# Start of Dataset extract

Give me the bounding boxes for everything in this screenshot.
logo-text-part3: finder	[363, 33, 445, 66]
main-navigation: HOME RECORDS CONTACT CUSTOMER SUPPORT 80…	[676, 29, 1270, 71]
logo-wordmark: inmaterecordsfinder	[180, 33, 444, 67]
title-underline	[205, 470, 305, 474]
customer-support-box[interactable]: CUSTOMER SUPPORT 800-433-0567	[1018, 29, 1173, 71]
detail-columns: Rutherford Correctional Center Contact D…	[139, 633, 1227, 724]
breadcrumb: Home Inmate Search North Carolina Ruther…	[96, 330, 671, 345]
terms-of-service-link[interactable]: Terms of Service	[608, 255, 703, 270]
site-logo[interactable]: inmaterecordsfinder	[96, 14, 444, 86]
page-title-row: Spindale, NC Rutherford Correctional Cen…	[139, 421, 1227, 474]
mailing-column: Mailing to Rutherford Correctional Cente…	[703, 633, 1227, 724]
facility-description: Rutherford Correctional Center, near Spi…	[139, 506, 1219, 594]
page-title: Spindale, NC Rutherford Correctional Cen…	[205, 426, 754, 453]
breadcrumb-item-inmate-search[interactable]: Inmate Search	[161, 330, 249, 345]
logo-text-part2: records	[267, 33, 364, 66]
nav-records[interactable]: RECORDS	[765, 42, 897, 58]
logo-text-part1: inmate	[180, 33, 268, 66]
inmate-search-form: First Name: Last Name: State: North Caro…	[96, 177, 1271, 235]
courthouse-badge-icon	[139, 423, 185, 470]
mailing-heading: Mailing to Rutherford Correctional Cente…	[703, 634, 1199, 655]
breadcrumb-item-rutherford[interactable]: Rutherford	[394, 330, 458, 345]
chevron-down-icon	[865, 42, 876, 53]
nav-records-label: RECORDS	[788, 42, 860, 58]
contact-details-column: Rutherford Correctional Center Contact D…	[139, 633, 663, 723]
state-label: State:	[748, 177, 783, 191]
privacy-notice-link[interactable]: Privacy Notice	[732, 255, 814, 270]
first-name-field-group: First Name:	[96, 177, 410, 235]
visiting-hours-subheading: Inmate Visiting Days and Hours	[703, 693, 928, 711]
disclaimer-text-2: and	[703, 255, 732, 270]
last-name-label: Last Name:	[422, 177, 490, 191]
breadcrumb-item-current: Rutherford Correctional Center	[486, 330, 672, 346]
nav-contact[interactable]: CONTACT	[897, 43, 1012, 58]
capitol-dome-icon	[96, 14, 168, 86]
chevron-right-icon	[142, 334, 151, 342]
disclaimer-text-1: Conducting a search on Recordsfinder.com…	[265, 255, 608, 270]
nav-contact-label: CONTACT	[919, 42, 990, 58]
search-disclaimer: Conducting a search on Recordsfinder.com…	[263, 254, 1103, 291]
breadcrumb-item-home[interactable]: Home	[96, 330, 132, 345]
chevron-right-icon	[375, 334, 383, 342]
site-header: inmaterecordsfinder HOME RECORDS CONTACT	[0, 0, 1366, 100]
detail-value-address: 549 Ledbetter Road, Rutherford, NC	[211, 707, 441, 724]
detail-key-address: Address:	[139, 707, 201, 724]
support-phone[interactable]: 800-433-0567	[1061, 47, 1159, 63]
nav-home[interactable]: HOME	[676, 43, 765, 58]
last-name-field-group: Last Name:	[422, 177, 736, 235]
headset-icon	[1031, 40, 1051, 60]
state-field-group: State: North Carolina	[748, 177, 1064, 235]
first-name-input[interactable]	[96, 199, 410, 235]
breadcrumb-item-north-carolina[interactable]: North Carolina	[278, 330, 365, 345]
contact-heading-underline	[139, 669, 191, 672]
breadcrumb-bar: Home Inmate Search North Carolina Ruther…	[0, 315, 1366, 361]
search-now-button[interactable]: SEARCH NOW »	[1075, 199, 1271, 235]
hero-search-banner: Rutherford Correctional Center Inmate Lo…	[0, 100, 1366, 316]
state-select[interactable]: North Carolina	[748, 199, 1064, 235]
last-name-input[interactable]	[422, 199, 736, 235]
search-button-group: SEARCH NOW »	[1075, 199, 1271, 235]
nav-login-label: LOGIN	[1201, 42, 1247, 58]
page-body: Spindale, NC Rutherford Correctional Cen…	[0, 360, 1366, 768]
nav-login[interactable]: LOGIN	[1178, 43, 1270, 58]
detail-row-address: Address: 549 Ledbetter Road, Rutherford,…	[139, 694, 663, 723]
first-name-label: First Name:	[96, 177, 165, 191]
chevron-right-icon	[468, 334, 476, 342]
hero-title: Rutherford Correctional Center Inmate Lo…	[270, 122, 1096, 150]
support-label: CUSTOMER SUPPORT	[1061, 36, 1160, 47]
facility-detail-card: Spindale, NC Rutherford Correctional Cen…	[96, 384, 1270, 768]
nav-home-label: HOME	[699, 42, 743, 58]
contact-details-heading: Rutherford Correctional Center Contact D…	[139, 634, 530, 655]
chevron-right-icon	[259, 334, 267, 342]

# End of Dataset extract

* **Given task**
Echo all of the entries above verbatim, line by line, with nothing added, dropped, or changed.

* **Complete answer**
Give me the bounding boxes for everything in this screenshot.
logo-text-part3: finder	[363, 33, 445, 66]
main-navigation: HOME RECORDS CONTACT CUSTOMER SUPPORT 80…	[676, 29, 1270, 71]
logo-wordmark: inmaterecordsfinder	[180, 33, 444, 67]
title-underline	[205, 470, 305, 474]
customer-support-box[interactable]: CUSTOMER SUPPORT 800-433-0567	[1018, 29, 1173, 71]
detail-columns: Rutherford Correctional Center Contact D…	[139, 633, 1227, 724]
breadcrumb: Home Inmate Search North Carolina Ruther…	[96, 330, 671, 345]
terms-of-service-link[interactable]: Terms of Service	[608, 255, 703, 270]
site-logo[interactable]: inmaterecordsfinder	[96, 14, 444, 86]
page-title-row: Spindale, NC Rutherford Correctional Cen…	[139, 421, 1227, 474]
mailing-column: Mailing to Rutherford Correctional Cente…	[703, 633, 1227, 724]
facility-description: Rutherford Correctional Center, near Spi…	[139, 506, 1219, 594]
page-title: Spindale, NC Rutherford Correctional Cen…	[205, 426, 754, 453]
breadcrumb-item-inmate-search[interactable]: Inmate Search	[161, 330, 249, 345]
logo-text-part2: records	[267, 33, 364, 66]
nav-records[interactable]: RECORDS	[765, 42, 897, 58]
logo-text-part1: inmate	[180, 33, 268, 66]
inmate-search-form: First Name: Last Name: State: North Caro…	[96, 177, 1271, 235]
courthouse-badge-icon	[139, 423, 185, 470]
mailing-heading: Mailing to Rutherford Correctional Cente…	[703, 634, 1199, 655]
breadcrumb-item-rutherford[interactable]: Rutherford	[394, 330, 458, 345]
chevron-down-icon	[865, 42, 876, 53]
nav-records-label: RECORDS	[788, 42, 860, 58]
contact-details-column: Rutherford Correctional Center Contact D…	[139, 633, 663, 723]
state-label: State:	[748, 177, 783, 191]
privacy-notice-link[interactable]: Privacy Notice	[732, 255, 814, 270]
first-name-field-group: First Name:	[96, 177, 410, 235]
visiting-hours-subheading: Inmate Visiting Days and Hours	[703, 693, 928, 711]
disclaimer-text-2: and	[703, 255, 732, 270]
last-name-label: Last Name:	[422, 177, 490, 191]
breadcrumb-item-current: Rutherford Correctional Center	[486, 330, 672, 346]
nav-contact[interactable]: CONTACT	[897, 43, 1012, 58]
capitol-dome-icon	[96, 14, 168, 86]
chevron-right-icon	[142, 334, 151, 342]
disclaimer-text-1: Conducting a search on Recordsfinder.com…	[265, 255, 608, 270]
nav-contact-label: CONTACT	[919, 42, 990, 58]
search-disclaimer: Conducting a search on Recordsfinder.com…	[263, 254, 1103, 291]
breadcrumb-item-home[interactable]: Home	[96, 330, 132, 345]
chevron-right-icon	[375, 334, 383, 342]
site-header: inmaterecordsfinder HOME RECORDS CONTACT	[0, 0, 1366, 100]
detail-value-address: 549 Ledbetter Road, Rutherford, NC	[211, 707, 441, 724]
detail-key-address: Address:	[139, 707, 201, 724]
support-phone[interactable]: 800-433-0567	[1061, 47, 1159, 63]
nav-home[interactable]: HOME	[676, 43, 765, 58]
last-name-field-group: Last Name:	[422, 177, 736, 235]
headset-icon	[1031, 40, 1051, 60]
state-field-group: State: North Carolina	[748, 177, 1064, 235]
first-name-input[interactable]	[96, 199, 410, 235]
breadcrumb-item-north-carolina[interactable]: North Carolina	[278, 330, 365, 345]
contact-heading-underline	[139, 669, 191, 672]
breadcrumb-bar: Home Inmate Search North Carolina Ruther…	[0, 315, 1366, 361]
search-now-button[interactable]: SEARCH NOW »	[1075, 199, 1271, 235]
hero-search-banner: Rutherford Correctional Center Inmate Lo…	[0, 100, 1366, 316]
state-select[interactable]: North Carolina	[748, 199, 1064, 235]
last-name-input[interactable]	[422, 199, 736, 235]
search-button-group: SEARCH NOW »	[1075, 199, 1271, 235]
nav-login-label: LOGIN	[1201, 42, 1247, 58]
page-body: Spindale, NC Rutherford Correctional Cen…	[0, 360, 1366, 768]
nav-login[interactable]: LOGIN	[1178, 43, 1270, 58]
detail-row-address: Address: 549 Ledbetter Road, Rutherford,…	[139, 694, 663, 723]
first-name-label: First Name:	[96, 177, 165, 191]
chevron-right-icon	[468, 334, 476, 342]
hero-title: Rutherford Correctional Center Inmate Lo…	[270, 122, 1096, 150]
support-label: CUSTOMER SUPPORT	[1061, 36, 1160, 47]
facility-detail-card: Spindale, NC Rutherford Correctional Cen…	[96, 384, 1270, 768]
nav-home-label: HOME	[699, 42, 743, 58]
contact-details-heading: Rutherford Correctional Center Contact D…	[139, 634, 530, 655]
chevron-right-icon	[259, 334, 267, 342]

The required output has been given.